Listed records:
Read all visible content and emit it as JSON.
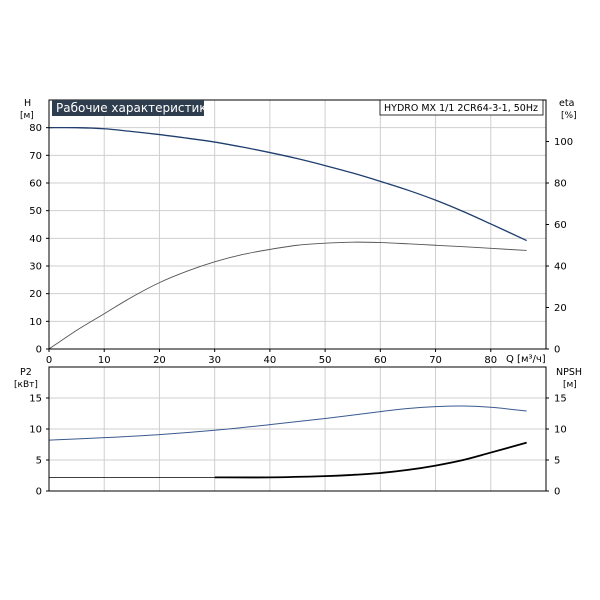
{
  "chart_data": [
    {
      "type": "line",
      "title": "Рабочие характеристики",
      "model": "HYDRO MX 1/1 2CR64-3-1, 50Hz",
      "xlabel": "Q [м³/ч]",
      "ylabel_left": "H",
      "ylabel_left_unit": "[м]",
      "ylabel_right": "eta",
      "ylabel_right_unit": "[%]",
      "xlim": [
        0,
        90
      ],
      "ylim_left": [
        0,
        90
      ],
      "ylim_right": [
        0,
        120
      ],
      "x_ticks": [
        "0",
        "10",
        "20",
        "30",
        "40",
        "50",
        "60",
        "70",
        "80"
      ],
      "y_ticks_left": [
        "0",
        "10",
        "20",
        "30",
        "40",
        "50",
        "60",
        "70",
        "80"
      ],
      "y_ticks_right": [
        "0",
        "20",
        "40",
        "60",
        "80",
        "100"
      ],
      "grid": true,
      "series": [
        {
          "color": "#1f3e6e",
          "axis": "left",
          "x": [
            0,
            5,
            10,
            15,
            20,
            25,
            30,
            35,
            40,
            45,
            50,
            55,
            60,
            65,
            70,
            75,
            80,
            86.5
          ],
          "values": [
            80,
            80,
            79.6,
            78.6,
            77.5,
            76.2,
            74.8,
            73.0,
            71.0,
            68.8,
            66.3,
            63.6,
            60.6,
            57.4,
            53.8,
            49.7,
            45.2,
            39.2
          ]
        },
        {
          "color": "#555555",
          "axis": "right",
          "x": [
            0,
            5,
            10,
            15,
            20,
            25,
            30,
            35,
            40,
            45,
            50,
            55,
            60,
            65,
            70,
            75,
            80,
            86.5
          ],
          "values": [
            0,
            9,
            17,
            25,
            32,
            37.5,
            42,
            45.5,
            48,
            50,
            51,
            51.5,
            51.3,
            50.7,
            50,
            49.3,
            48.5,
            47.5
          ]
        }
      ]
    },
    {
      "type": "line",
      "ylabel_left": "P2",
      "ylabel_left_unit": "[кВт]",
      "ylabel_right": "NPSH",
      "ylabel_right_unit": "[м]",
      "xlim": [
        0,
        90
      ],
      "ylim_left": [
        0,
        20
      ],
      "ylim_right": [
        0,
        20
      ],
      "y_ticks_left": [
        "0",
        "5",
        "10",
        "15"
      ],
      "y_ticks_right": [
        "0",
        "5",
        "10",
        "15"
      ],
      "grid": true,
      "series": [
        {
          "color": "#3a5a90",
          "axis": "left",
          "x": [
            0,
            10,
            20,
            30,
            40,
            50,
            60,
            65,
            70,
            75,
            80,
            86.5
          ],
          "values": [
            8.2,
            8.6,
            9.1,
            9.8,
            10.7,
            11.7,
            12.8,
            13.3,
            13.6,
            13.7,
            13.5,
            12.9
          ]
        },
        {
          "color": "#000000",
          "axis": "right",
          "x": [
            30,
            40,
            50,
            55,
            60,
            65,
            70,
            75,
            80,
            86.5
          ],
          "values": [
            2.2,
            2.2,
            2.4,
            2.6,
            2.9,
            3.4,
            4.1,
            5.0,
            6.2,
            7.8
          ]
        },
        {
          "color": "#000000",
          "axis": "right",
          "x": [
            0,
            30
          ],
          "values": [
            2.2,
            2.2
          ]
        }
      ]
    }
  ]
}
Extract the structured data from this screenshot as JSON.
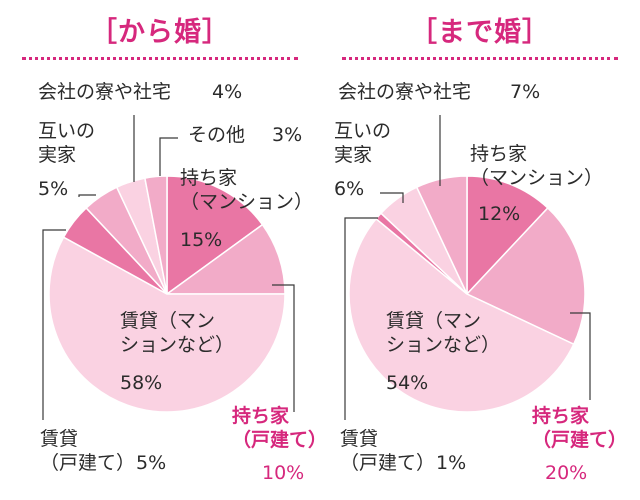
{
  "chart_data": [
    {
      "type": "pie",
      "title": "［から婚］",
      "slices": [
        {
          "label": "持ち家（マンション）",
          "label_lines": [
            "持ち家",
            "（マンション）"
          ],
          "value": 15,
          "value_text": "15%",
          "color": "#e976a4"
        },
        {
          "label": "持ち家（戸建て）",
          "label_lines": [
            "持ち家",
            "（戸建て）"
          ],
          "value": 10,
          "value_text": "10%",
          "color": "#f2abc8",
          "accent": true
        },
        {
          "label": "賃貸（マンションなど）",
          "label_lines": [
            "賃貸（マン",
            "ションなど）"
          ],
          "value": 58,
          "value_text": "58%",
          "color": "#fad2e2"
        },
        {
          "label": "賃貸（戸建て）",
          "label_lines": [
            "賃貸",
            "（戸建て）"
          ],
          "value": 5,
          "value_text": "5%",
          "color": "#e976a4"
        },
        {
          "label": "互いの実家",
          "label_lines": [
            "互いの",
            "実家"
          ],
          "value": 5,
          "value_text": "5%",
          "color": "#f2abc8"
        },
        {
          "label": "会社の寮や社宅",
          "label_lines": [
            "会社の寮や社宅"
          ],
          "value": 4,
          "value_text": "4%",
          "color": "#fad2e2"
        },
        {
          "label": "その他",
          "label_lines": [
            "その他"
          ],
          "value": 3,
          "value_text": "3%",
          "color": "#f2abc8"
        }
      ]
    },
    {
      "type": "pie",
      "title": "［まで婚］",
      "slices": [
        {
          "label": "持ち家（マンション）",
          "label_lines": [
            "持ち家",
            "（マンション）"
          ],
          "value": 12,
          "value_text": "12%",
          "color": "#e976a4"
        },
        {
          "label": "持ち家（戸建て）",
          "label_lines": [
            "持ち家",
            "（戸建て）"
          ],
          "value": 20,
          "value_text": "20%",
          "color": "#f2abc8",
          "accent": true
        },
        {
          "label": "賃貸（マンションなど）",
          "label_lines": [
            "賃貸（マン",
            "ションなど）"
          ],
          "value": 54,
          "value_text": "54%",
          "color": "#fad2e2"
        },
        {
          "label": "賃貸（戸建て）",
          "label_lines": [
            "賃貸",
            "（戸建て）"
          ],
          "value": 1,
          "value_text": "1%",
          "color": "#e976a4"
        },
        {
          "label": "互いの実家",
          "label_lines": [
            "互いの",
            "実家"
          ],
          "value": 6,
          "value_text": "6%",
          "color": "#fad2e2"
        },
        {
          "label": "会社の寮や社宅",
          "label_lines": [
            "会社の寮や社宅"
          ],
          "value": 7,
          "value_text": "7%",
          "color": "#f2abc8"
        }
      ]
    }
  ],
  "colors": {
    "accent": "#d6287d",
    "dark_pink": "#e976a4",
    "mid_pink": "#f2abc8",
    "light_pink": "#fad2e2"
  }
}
* * *
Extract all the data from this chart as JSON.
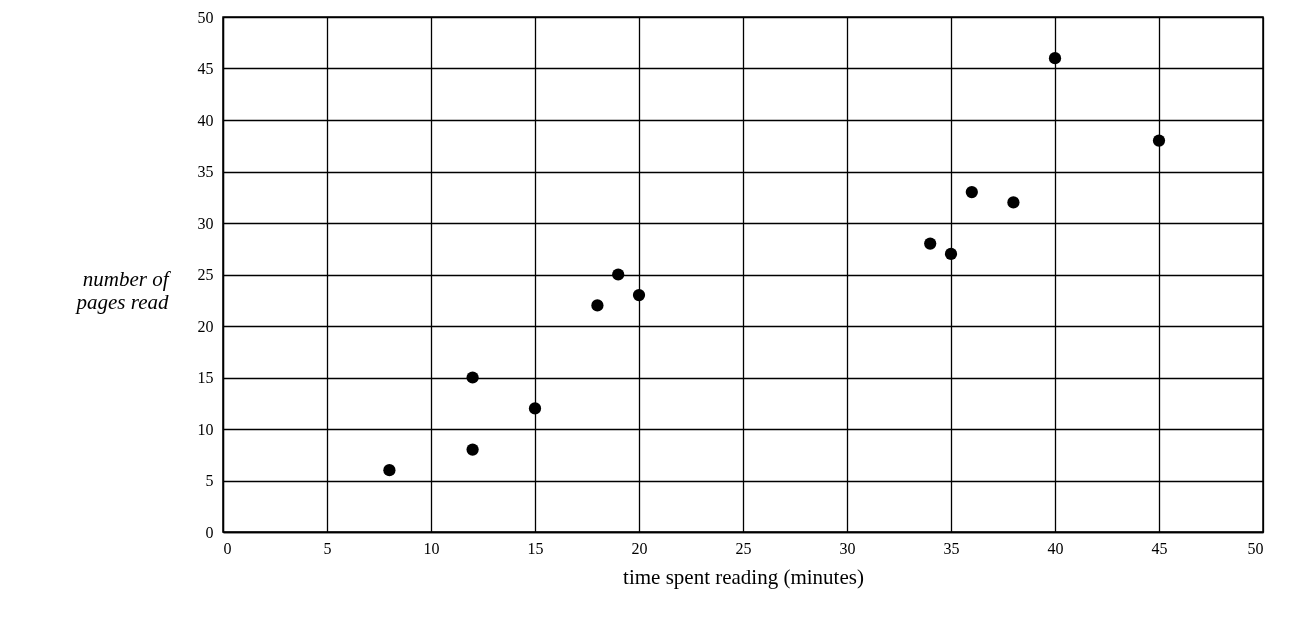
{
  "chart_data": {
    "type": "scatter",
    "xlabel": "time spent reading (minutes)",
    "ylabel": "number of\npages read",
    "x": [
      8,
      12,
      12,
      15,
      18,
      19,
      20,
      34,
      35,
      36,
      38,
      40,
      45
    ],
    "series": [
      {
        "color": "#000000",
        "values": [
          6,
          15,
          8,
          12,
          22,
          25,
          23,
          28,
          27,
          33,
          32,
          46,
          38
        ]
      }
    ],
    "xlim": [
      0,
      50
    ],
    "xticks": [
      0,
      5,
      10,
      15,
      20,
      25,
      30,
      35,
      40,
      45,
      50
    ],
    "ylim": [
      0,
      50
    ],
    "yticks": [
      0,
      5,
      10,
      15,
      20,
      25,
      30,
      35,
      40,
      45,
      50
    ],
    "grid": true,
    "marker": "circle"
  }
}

Brief:
Collect, from the material above, every line containing the word "JSON".

Full solution:
Read all visible content and emit it as JSON.
Extract the structured data from this screenshot as JSON.
Extract all the data from this chart as JSON.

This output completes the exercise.